Stored rows:
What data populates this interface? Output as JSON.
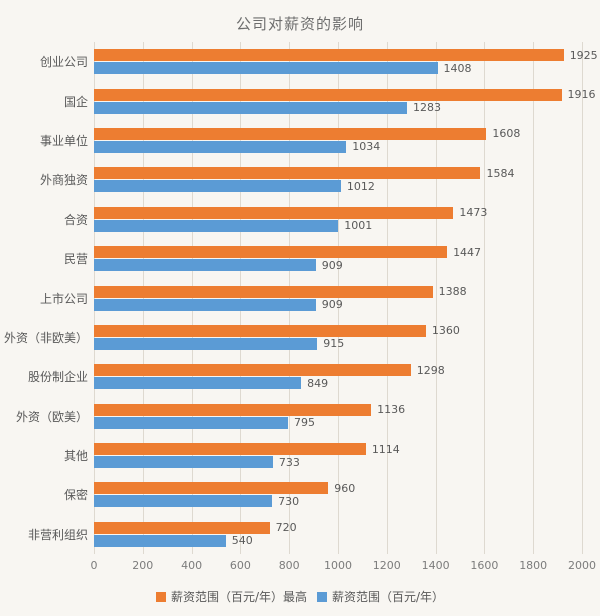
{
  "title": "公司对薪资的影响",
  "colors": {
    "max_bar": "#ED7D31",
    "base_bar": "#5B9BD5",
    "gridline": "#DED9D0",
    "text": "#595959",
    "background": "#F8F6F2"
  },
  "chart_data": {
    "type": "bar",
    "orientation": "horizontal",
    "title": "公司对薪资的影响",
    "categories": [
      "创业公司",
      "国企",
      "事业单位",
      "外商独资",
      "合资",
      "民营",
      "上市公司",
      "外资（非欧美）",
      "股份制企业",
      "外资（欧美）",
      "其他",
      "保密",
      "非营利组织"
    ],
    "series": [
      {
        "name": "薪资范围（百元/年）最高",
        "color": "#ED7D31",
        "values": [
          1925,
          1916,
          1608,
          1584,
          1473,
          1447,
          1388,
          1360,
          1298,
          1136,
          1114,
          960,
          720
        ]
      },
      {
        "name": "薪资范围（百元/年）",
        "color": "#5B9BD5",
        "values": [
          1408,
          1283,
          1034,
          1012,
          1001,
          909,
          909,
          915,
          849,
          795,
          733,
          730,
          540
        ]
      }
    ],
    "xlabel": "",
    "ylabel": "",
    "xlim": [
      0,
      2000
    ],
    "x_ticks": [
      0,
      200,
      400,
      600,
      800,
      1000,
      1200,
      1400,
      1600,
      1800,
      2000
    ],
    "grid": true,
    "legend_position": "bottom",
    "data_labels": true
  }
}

Problem to solve: Transcribe the listing in full. Omit the pictures and keep every line exact.

Exercise result:
What data populates this interface? Output as JSON.
{
  "title": "公司对薪资的影响",
  "colors": {
    "max_bar": "#ED7D31",
    "base_bar": "#5B9BD5",
    "gridline": "#DED9D0",
    "text": "#595959",
    "background": "#F8F6F2"
  },
  "chart_data": {
    "type": "bar",
    "orientation": "horizontal",
    "title": "公司对薪资的影响",
    "categories": [
      "创业公司",
      "国企",
      "事业单位",
      "外商独资",
      "合资",
      "民营",
      "上市公司",
      "外资（非欧美）",
      "股份制企业",
      "外资（欧美）",
      "其他",
      "保密",
      "非营利组织"
    ],
    "series": [
      {
        "name": "薪资范围（百元/年）最高",
        "color": "#ED7D31",
        "values": [
          1925,
          1916,
          1608,
          1584,
          1473,
          1447,
          1388,
          1360,
          1298,
          1136,
          1114,
          960,
          720
        ]
      },
      {
        "name": "薪资范围（百元/年）",
        "color": "#5B9BD5",
        "values": [
          1408,
          1283,
          1034,
          1012,
          1001,
          909,
          909,
          915,
          849,
          795,
          733,
          730,
          540
        ]
      }
    ],
    "xlabel": "",
    "ylabel": "",
    "xlim": [
      0,
      2000
    ],
    "x_ticks": [
      0,
      200,
      400,
      600,
      800,
      1000,
      1200,
      1400,
      1600,
      1800,
      2000
    ],
    "grid": true,
    "legend_position": "bottom",
    "data_labels": true
  }
}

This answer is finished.